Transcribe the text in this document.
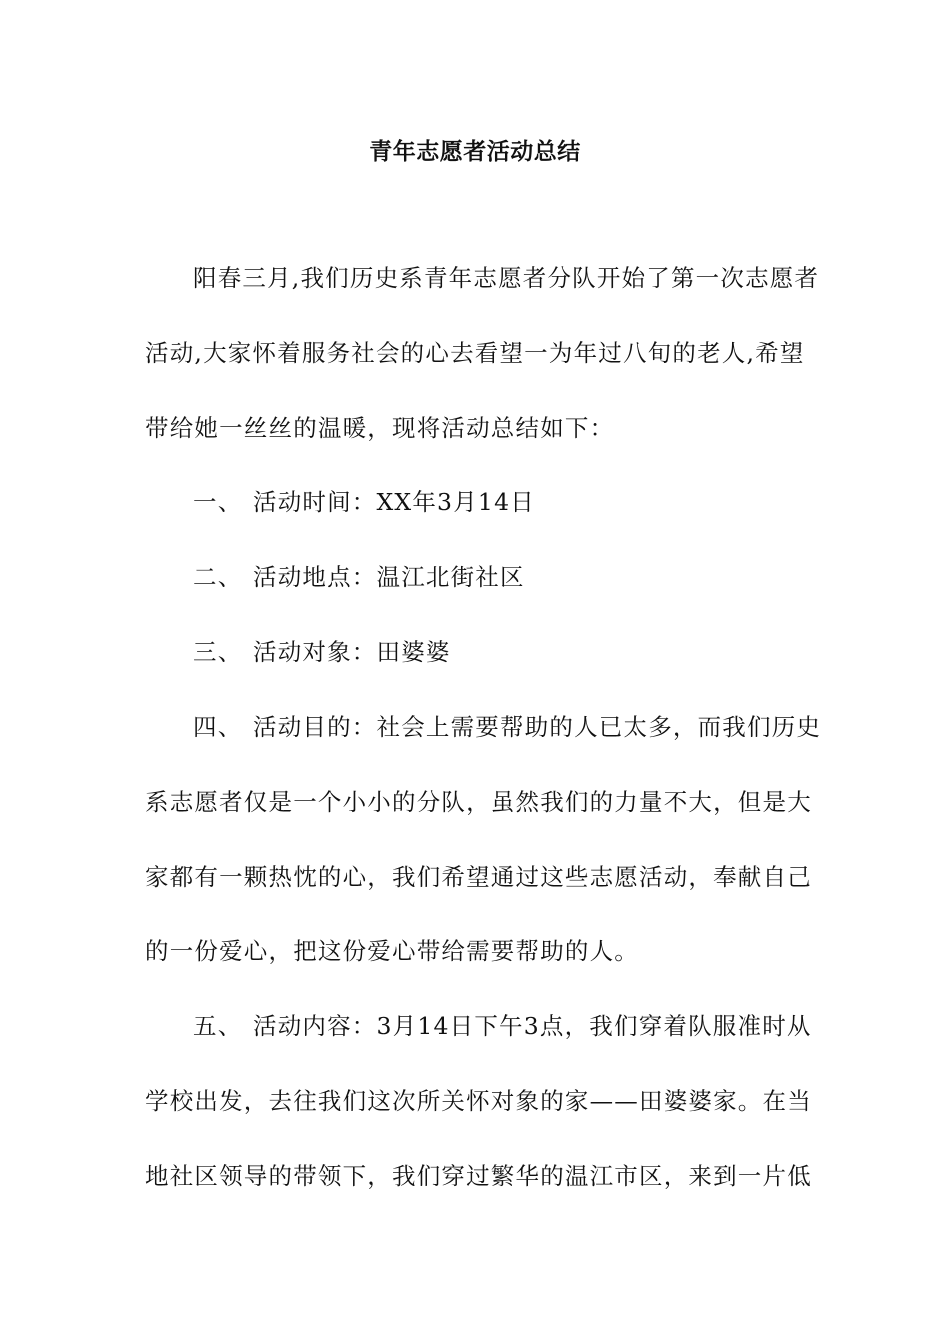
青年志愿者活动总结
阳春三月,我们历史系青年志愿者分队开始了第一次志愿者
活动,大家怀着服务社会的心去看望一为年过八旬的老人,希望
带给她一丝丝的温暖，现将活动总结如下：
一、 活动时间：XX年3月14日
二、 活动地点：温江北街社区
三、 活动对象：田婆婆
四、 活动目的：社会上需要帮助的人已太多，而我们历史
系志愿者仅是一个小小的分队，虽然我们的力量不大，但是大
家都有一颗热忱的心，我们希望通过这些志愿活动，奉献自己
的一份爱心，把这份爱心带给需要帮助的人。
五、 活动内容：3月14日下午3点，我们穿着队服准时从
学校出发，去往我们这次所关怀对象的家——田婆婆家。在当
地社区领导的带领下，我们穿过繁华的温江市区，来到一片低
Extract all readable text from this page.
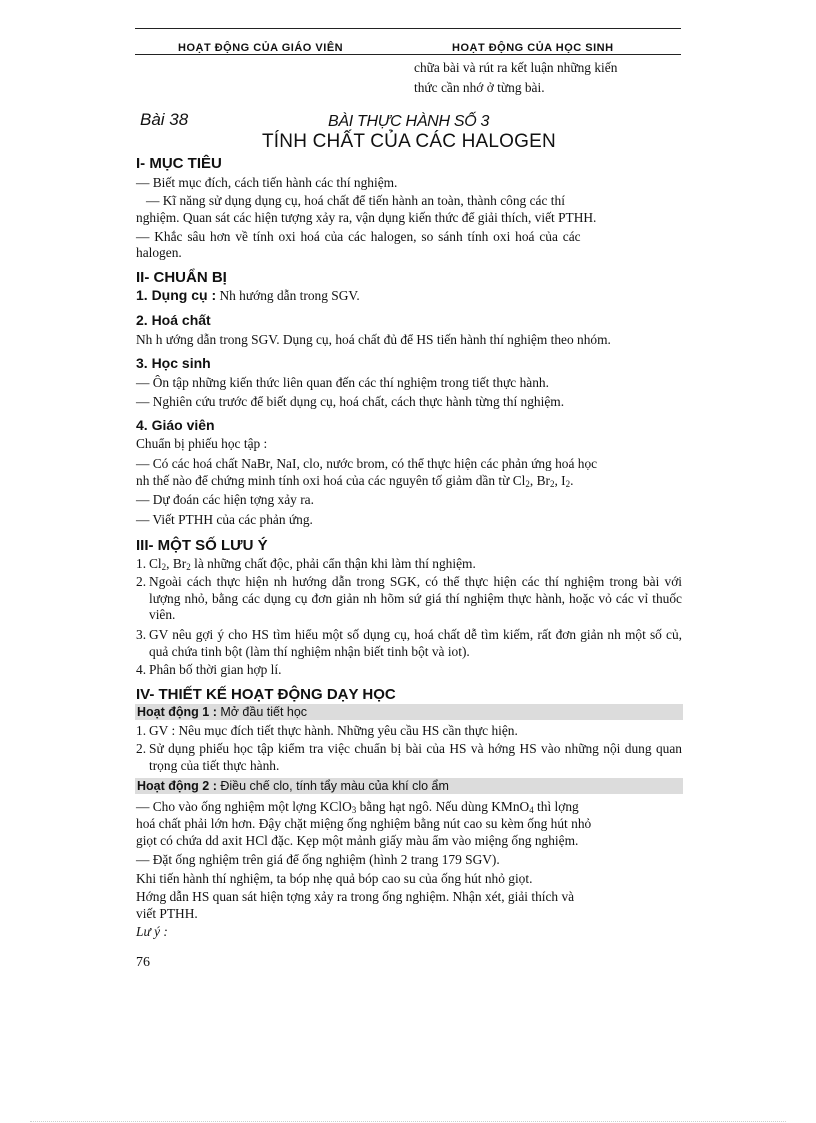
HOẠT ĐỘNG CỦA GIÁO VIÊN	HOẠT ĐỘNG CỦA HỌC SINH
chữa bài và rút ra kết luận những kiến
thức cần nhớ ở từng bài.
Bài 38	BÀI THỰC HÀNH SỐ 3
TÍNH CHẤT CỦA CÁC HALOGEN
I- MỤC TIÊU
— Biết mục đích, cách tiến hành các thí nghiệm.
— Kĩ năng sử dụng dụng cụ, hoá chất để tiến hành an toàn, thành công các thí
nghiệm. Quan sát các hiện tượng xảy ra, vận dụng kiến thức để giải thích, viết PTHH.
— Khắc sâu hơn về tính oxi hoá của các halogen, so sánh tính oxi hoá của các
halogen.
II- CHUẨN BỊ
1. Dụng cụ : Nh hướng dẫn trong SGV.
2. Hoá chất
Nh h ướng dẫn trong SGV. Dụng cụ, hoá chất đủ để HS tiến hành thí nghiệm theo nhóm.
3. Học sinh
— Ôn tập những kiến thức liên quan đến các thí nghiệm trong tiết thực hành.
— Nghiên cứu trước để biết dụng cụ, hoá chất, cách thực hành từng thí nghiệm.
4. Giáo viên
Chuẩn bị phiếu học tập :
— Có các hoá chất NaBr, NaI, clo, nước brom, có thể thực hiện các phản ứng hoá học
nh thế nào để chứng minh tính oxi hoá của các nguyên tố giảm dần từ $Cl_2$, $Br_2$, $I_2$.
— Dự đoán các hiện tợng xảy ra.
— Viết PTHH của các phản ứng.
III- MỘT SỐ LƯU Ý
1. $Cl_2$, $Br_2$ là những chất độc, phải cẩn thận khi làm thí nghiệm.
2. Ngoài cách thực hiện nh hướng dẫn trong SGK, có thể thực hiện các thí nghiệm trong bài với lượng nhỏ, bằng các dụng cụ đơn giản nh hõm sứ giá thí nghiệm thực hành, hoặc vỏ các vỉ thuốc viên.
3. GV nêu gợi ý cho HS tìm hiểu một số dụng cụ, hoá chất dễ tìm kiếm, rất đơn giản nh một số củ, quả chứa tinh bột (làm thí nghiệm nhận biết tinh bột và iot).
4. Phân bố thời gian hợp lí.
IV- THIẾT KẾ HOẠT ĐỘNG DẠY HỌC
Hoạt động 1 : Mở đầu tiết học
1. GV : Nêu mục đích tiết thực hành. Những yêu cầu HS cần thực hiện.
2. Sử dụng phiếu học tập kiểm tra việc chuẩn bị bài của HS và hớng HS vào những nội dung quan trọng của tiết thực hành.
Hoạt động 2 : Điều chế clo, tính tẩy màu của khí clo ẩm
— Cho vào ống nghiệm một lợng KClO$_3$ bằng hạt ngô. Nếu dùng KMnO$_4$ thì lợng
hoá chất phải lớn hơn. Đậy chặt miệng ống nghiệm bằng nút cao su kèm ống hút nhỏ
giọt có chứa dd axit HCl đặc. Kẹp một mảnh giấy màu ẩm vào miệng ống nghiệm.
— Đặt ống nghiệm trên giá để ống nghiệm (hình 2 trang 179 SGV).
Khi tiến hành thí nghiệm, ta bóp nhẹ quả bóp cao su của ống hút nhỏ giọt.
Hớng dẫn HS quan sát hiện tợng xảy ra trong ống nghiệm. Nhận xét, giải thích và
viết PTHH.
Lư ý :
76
☆ ☆ ☆ ☆ ☆ ☆ ☆
◆ Work to do: Identify every line above with the string "text" in it. Copy those lines.

◆ Answer to the problem:
Transcribe the text in this document.
Extract all readable text from this page.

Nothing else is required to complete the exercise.